## Given request
Track down each line that has the word "Mutated" and copy it.

## Working data
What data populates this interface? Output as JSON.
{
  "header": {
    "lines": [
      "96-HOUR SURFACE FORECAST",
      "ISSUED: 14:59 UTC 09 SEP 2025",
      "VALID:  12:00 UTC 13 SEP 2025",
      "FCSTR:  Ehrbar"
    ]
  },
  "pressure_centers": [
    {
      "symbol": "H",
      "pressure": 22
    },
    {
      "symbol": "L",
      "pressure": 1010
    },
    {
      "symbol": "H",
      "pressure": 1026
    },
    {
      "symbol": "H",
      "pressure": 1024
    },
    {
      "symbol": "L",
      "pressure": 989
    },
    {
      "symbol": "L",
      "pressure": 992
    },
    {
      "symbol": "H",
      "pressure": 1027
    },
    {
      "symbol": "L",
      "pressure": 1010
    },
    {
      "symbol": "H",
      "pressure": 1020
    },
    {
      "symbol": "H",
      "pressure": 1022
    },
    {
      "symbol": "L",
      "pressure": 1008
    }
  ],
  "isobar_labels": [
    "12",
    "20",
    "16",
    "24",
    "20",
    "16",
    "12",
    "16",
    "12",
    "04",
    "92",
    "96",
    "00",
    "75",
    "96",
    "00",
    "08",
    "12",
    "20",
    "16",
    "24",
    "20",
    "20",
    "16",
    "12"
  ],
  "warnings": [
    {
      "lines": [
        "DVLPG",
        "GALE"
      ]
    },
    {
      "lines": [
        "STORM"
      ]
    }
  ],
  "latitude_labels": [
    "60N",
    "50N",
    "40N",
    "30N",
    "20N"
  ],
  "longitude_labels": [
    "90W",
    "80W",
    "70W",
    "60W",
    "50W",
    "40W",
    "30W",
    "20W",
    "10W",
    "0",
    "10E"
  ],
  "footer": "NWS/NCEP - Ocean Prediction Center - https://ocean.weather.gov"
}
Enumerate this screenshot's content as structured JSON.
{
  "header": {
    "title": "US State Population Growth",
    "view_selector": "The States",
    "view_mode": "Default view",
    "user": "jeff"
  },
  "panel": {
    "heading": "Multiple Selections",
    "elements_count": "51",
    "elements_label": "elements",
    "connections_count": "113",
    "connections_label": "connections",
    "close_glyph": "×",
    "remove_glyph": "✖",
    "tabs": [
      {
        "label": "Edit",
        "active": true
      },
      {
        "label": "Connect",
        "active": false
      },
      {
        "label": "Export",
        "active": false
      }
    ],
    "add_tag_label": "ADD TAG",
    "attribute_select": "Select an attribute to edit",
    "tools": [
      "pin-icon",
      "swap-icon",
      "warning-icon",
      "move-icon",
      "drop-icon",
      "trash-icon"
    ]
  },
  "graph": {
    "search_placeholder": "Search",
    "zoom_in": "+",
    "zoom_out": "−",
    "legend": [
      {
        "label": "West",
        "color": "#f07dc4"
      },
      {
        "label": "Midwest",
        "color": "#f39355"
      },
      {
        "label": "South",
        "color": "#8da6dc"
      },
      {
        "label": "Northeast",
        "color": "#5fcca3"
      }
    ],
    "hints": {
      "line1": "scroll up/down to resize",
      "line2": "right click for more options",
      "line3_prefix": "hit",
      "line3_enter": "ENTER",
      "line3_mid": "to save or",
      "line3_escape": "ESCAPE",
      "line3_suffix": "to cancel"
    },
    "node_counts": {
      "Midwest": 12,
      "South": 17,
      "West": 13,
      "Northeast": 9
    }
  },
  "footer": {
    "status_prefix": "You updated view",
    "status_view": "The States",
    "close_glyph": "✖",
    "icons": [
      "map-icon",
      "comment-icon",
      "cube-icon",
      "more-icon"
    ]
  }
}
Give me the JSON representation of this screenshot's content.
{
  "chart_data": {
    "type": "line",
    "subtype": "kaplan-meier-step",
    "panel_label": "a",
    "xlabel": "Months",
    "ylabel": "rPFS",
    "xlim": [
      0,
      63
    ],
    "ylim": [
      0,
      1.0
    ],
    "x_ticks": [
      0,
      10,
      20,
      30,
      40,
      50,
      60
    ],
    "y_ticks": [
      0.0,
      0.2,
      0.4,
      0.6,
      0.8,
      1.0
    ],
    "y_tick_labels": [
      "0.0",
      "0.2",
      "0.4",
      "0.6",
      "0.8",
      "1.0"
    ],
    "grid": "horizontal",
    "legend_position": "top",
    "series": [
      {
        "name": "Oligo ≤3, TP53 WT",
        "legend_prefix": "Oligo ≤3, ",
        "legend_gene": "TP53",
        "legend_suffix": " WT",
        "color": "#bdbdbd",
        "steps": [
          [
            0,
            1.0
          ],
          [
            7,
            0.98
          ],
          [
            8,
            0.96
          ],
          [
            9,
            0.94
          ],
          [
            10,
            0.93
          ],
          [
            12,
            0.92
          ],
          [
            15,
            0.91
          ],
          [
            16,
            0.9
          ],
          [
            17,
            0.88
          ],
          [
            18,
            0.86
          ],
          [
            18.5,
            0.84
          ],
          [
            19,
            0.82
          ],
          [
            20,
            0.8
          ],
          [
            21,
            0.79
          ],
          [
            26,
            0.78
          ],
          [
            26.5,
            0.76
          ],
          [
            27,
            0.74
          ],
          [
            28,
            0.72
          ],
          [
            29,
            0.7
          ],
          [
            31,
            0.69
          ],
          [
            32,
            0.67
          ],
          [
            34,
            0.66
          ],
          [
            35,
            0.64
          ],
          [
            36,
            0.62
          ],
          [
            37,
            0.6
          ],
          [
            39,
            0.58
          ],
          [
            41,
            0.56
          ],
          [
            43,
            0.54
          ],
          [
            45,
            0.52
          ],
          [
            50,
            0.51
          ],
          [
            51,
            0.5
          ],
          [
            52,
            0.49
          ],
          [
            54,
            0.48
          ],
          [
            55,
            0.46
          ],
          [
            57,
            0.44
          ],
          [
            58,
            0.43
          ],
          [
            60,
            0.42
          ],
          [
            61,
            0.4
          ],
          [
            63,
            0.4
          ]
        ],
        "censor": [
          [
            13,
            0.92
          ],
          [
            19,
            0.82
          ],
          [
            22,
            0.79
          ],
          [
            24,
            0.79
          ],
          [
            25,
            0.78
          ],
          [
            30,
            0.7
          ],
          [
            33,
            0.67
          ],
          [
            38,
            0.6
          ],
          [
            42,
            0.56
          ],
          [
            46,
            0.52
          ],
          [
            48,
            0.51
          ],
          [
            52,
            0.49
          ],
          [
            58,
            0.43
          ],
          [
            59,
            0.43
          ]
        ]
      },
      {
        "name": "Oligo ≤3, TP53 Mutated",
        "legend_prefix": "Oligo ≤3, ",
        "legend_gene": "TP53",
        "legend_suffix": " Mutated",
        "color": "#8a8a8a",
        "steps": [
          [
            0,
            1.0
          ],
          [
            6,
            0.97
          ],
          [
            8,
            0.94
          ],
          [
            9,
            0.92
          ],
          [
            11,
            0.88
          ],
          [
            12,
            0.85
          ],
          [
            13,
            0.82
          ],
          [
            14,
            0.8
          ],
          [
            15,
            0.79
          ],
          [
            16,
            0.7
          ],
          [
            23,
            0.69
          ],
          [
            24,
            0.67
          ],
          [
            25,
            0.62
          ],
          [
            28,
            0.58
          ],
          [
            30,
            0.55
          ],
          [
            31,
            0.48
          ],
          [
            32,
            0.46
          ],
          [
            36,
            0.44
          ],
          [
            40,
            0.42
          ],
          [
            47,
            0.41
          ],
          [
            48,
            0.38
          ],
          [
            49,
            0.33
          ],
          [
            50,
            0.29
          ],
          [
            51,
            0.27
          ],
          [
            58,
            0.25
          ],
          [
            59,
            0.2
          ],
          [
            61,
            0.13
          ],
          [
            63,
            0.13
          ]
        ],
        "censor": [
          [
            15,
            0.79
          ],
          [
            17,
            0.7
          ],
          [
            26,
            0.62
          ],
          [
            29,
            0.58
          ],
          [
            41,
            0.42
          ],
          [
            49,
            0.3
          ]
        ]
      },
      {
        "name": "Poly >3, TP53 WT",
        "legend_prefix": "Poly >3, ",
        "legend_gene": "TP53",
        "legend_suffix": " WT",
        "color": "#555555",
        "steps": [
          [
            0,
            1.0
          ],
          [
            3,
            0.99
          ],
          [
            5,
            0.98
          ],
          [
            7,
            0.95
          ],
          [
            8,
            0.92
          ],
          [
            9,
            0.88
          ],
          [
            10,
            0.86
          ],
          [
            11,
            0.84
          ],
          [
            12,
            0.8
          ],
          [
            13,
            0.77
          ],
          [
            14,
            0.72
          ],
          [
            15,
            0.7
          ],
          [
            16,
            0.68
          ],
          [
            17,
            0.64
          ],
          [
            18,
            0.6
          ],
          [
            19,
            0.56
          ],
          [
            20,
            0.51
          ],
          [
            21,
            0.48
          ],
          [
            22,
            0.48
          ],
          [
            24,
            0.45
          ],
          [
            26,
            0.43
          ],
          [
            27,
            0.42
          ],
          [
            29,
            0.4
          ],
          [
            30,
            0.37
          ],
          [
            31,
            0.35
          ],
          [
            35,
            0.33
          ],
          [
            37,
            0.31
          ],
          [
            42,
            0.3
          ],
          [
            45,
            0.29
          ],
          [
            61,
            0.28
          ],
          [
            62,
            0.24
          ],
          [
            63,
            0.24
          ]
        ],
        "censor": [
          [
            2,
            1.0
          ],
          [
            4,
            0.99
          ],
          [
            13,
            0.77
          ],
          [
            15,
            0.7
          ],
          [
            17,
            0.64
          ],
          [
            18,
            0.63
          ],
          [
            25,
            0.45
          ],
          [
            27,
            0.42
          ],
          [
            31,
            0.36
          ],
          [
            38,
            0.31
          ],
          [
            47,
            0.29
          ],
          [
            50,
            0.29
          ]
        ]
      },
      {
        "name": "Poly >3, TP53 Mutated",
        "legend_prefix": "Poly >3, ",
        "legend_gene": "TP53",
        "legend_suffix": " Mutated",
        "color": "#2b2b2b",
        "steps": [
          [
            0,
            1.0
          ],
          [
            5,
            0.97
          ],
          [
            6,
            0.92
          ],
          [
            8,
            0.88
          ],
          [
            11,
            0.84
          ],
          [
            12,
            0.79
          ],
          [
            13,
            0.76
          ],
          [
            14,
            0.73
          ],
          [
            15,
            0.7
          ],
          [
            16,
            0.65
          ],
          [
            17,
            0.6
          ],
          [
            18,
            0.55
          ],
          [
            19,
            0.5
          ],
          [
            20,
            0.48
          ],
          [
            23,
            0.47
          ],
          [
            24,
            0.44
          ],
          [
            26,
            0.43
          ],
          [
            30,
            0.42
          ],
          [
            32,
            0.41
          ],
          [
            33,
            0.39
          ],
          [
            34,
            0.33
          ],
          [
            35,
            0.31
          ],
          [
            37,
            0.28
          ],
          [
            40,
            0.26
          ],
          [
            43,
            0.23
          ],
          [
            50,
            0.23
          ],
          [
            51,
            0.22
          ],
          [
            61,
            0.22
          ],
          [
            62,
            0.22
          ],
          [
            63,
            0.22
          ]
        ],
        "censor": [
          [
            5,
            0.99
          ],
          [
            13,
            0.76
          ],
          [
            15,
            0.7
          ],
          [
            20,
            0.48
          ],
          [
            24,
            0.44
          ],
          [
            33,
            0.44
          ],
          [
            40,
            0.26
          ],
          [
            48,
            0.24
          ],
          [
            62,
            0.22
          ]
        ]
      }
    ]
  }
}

## Problem solution
        "name": "Oligo ≤3, TP53 Mutated",
        "legend_suffix": " Mutated",
        "name": "Poly >3, TP53 Mutated",
        "legend_suffix": " Mutated",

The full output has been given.